Keep the pictures out of the copy and repeat the records exactly.

────────

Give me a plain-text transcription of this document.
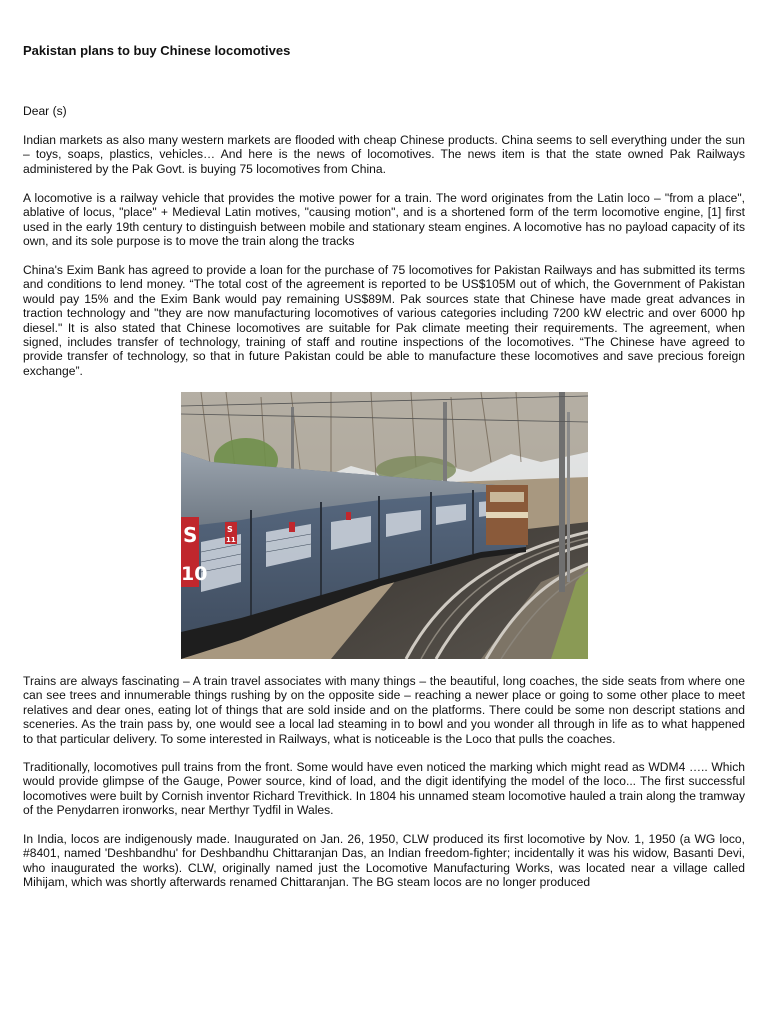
Pakistan plans to buy Chinese locomotives

Dear (s)

Indian markets as also many western markets are flooded with cheap Chinese products. China seems to sell everything under the sun – toys, soaps, plastics, vehicles… And here is the news of locomotives. The news item is that the state owned Pak Railways administered by the Pak Govt. is buying 75 locomotives from China.

A locomotive is a railway vehicle that provides the motive power for a train. The word originates from the Latin loco – "from a place", ablative of locus, "place" + Medieval Latin motives, "causing motion", and is a shortened form of the term locomotive engine, [1] first used in the early 19th century to distinguish between mobile and stationary steam engines. A locomotive has no payload capacity of its own, and its sole purpose is to move the train along the tracks

China's Exim Bank has agreed to provide a loan for the purchase of 75 locomotives for Pakistan Railways and has submitted its terms and conditions to lend money. “The total cost of the agreement is reported to be US$105M out of which, the Government of Pakistan would pay 15% and the Exim Bank would pay remaining US$89M. Pak sources state that Chinese have made great advances in traction technology and "they are now manufacturing locomotives of various categories including 7200 kW electric and over 6000 hp diesel." It is also stated that Chinese locomotives are suitable for Pak climate meeting their requirements. The agreement, when signed, includes transfer of technology, training of staff and routine inspections of the locomotives. “The Chinese have agreed to provide transfer of technology, so that in future Pakistan could be able to manufacture these locomotives and save precious foreign exchange”.

S
10
S
11

Trains are always fascinating – A train travel associates with many things – the beautiful, long coaches, the side seats from where one can see trees and innumerable things rushing by on the opposite side – reaching a newer place or going to some other place to meet relatives and dear ones, eating lot of things that are sold inside and on the platforms. There could be some non descript stations and sceneries. As the train pass by, one would see a local lad steaming in to bowl and you wonder all through in life as to what happened to that particular delivery. To some interested in Railways, what is noticeable is the Loco that pulls the coaches.

Traditionally, locomotives pull trains from the front. Some would have even noticed the marking which might read as WDM4 ….. Which would provide glimpse of the Gauge, Power source, kind of load, and the digit identifying the model of the loco... The first successful locomotives were built by Cornish inventor Richard Trevithick. In 1804 his unnamed steam locomotive hauled a train along the tramway of the Penydarren ironworks, near Merthyr Tydfil in Wales.

In India, locos are indigenously made. Inaugurated on Jan. 26, 1950, CLW produced its first locomotive by Nov. 1, 1950 (a WG loco, #8401, named 'Deshbandhu' for Deshbandhu Chittaranjan Das, an Indian freedom-fighter; incidentally it was his widow, Basanti Devi, who inaugurated the works). CLW, originally named just the Locomotive Manufacturing Works, was located near a village called Mihijam, which was shortly afterwards renamed Chittaranjan. The BG steam locos are no longer produced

────────

WRITTEN ANSWER ▸
Give me a plain-text transcription of this document.
Pakistan plans to buy Chinese locomotives

Dear (s)

Indian markets as also many western markets are flooded with cheap Chinese products. China seems to sell everything under the sun – toys, soaps, plastics, vehicles… And here is the news of locomotives. The news item is that the state owned Pak Railways administered by the Pak Govt. is buying 75 locomotives from China.

A locomotive is a railway vehicle that provides the motive power for a train. The word originates from the Latin loco – "from a place", ablative of locus, "place" + Medieval Latin motives, "causing motion", and is a shortened form of the term locomotive engine, [1] first used in the early 19th century to distinguish between mobile and stationary steam engines. A locomotive has no payload capacity of its own, and its sole purpose is to move the train along the tracks

China's Exim Bank has agreed to provide a loan for the purchase of 75 locomotives for Pakistan Railways and has submitted its terms and conditions to lend money. “The total cost of the agreement is reported to be US$105M out of which, the Government of Pakistan would pay 15% and the Exim Bank would pay remaining US$89M. Pak sources state that Chinese have made great advances in traction technology and "they are now manufacturing locomotives of various categories including 7200 kW electric and over 6000 hp diesel." It is also stated that Chinese locomotives are suitable for Pak climate meeting their requirements. The agreement, when signed, includes transfer of technology, training of staff and routine inspections of the locomotives. “The Chinese have agreed to provide transfer of technology, so that in future Pakistan could be able to manufacture these locomotives and save precious foreign exchange”.

S
10
S
11

Trains are always fascinating – A train travel associates with many things – the beautiful, long coaches, the side seats from where one can see trees and innumerable things rushing by on the opposite side – reaching a newer place or going to some other place to meet relatives and dear ones, eating lot of things that are sold inside and on the platforms. There could be some non descript stations and sceneries. As the train pass by, one would see a local lad steaming in to bowl and you wonder all through in life as to what happened to that particular delivery. To some interested in Railways, what is noticeable is the Loco that pulls the coaches.

Traditionally, locomotives pull trains from the front. Some would have even noticed the marking which might read as WDM4 ….. Which would provide glimpse of the Gauge, Power source, kind of load, and the digit identifying the model of the loco... The first successful locomotives were built by Cornish inventor Richard Trevithick. In 1804 his unnamed steam locomotive hauled a train along the tramway of the Penydarren ironworks, near Merthyr Tydfil in Wales.

In India, locos are indigenously made. Inaugurated on Jan. 26, 1950, CLW produced its first locomotive by Nov. 1, 1950 (a WG loco, #8401, named 'Deshbandhu' for Deshbandhu Chittaranjan Das, an Indian freedom-fighter; incidentally it was his widow, Basanti Devi, who inaugurated the works). CLW, originally named just the Locomotive Manufacturing Works, was located near a village called Mihijam, which was shortly afterwards renamed Chittaranjan. The BG steam locos are no longer produced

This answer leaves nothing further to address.